(Items from a figure collection)

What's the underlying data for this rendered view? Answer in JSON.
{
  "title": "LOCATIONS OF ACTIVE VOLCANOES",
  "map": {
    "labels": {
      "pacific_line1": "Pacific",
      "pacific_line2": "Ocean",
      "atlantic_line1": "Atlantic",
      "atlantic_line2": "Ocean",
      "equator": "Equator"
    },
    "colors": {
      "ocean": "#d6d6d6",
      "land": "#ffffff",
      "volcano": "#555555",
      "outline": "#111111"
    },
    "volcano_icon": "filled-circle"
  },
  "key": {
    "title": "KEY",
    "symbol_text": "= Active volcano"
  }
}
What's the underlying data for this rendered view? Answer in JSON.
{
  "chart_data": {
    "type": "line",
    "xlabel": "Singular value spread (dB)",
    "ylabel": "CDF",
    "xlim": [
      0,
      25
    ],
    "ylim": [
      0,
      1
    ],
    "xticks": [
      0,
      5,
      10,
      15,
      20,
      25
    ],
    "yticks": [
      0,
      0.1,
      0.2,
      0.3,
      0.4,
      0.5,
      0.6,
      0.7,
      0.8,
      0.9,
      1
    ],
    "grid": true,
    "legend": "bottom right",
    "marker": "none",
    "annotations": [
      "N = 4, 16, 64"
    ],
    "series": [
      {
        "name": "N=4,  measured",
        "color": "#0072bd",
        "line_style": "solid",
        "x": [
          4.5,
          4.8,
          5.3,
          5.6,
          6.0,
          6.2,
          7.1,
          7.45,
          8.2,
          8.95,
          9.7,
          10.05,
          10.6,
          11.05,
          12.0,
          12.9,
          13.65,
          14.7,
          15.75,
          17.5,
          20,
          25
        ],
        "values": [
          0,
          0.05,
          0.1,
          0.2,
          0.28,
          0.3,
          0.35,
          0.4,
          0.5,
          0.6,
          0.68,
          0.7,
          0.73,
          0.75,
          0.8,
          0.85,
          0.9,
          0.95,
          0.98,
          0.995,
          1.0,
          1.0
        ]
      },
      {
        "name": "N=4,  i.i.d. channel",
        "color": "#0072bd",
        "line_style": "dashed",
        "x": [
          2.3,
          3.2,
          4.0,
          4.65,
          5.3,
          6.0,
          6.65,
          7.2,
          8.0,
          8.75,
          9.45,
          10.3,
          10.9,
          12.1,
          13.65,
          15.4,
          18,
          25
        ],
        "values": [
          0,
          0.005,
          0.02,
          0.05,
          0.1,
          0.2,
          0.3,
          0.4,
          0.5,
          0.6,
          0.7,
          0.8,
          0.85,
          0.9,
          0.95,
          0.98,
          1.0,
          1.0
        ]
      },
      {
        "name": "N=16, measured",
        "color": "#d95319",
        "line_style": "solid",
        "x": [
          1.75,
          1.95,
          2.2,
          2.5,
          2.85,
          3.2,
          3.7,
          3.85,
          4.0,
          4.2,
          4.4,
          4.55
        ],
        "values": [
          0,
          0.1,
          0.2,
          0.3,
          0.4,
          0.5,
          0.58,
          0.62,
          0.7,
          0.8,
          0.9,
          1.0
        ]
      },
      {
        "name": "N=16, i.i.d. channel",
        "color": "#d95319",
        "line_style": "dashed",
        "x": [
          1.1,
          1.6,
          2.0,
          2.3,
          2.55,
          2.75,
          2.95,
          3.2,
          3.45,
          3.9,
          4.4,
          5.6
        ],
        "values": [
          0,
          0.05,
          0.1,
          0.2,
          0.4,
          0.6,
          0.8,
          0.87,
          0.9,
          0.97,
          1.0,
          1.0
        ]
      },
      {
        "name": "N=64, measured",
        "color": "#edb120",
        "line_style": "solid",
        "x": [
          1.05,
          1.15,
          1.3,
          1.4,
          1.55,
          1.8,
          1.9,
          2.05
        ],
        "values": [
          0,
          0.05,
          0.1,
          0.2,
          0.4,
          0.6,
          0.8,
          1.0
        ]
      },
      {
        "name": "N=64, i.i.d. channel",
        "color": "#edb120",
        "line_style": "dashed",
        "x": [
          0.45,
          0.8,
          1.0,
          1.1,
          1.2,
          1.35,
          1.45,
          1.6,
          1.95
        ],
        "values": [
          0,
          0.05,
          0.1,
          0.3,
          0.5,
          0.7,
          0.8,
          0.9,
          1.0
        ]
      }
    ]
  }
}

**Task to carry out:** Every record above should be copied exactly.

**The response:**
What's the underlying data for this rendered view? Answer in JSON.
{
  "title": "LOCATIONS OF ACTIVE VOLCANOES",
  "map": {
    "labels": {
      "pacific_line1": "Pacific",
      "pacific_line2": "Ocean",
      "atlantic_line1": "Atlantic",
      "atlantic_line2": "Ocean",
      "equator": "Equator"
    },
    "colors": {
      "ocean": "#d6d6d6",
      "land": "#ffffff",
      "volcano": "#555555",
      "outline": "#111111"
    },
    "volcano_icon": "filled-circle"
  },
  "key": {
    "title": "KEY",
    "symbol_text": "= Active volcano"
  }
}
What's the underlying data for this rendered view? Answer in JSON.
{
  "chart_data": {
    "type": "line",
    "xlabel": "Singular value spread (dB)",
    "ylabel": "CDF",
    "xlim": [
      0,
      25
    ],
    "ylim": [
      0,
      1
    ],
    "xticks": [
      0,
      5,
      10,
      15,
      20,
      25
    ],
    "yticks": [
      0,
      0.1,
      0.2,
      0.3,
      0.4,
      0.5,
      0.6,
      0.7,
      0.8,
      0.9,
      1
    ],
    "grid": true,
    "legend": "bottom right",
    "marker": "none",
    "annotations": [
      "N = 4, 16, 64"
    ],
    "series": [
      {
        "name": "N=4,  measured",
        "color": "#0072bd",
        "line_style": "solid",
        "x": [
          4.5,
          4.8,
          5.3,
          5.6,
          6.0,
          6.2,
          7.1,
          7.45,
          8.2,
          8.95,
          9.7,
          10.05,
          10.6,
          11.05,
          12.0,
          12.9,
          13.65,
          14.7,
          15.75,
          17.5,
          20,
          25
        ],
        "values": [
          0,
          0.05,
          0.1,
          0.2,
          0.28,
          0.3,
          0.35,
          0.4,
          0.5,
          0.6,
          0.68,
          0.7,
          0.73,
          0.75,
          0.8,
          0.85,
          0.9,
          0.95,
          0.98,
          0.995,
          1.0,
          1.0
        ]
      },
      {
        "name": "N=4,  i.i.d. channel",
        "color": "#0072bd",
        "line_style": "dashed",
        "x": [
          2.3,
          3.2,
          4.0,
          4.65,
          5.3,
          6.0,
          6.65,
          7.2,
          8.0,
          8.75,
          9.45,
          10.3,
          10.9,
          12.1,
          13.65,
          15.4,
          18,
          25
        ],
        "values": [
          0,
          0.005,
          0.02,
          0.05,
          0.1,
          0.2,
          0.3,
          0.4,
          0.5,
          0.6,
          0.7,
          0.8,
          0.85,
          0.9,
          0.95,
          0.98,
          1.0,
          1.0
        ]
      },
      {
        "name": "N=16, measured",
        "color": "#d95319",
        "line_style": "solid",
        "x": [
          1.75,
          1.95,
          2.2,
          2.5,
          2.85,
          3.2,
          3.7,
          3.85,
          4.0,
          4.2,
          4.4,
          4.55
        ],
        "values": [
          0,
          0.1,
          0.2,
          0.3,
          0.4,
          0.5,
          0.58,
          0.62,
          0.7,
          0.8,
          0.9,
          1.0
        ]
      },
      {
        "name": "N=16, i.i.d. channel",
        "color": "#d95319",
        "line_style": "dashed",
        "x": [
          1.1,
          1.6,
          2.0,
          2.3,
          2.55,
          2.75,
          2.95,
          3.2,
          3.45,
          3.9,
          4.4,
          5.6
        ],
        "values": [
          0,
          0.05,
          0.1,
          0.2,
          0.4,
          0.6,
          0.8,
          0.87,
          0.9,
          0.97,
          1.0,
          1.0
        ]
      },
      {
        "name": "N=64, measured",
        "color": "#edb120",
        "line_style": "solid",
        "x": [
          1.05,
          1.15,
          1.3,
          1.4,
          1.55,
          1.8,
          1.9,
          2.05
        ],
        "values": [
          0,
          0.05,
          0.1,
          0.2,
          0.4,
          0.6,
          0.8,
          1.0
        ]
      },
      {
        "name": "N=64, i.i.d. channel",
        "color": "#edb120",
        "line_style": "dashed",
        "x": [
          0.45,
          0.8,
          1.0,
          1.1,
          1.2,
          1.35,
          1.45,
          1.6,
          1.95
        ],
        "values": [
          0,
          0.05,
          0.1,
          0.3,
          0.5,
          0.7,
          0.8,
          0.9,
          1.0
        ]
      }
    ]
  }
}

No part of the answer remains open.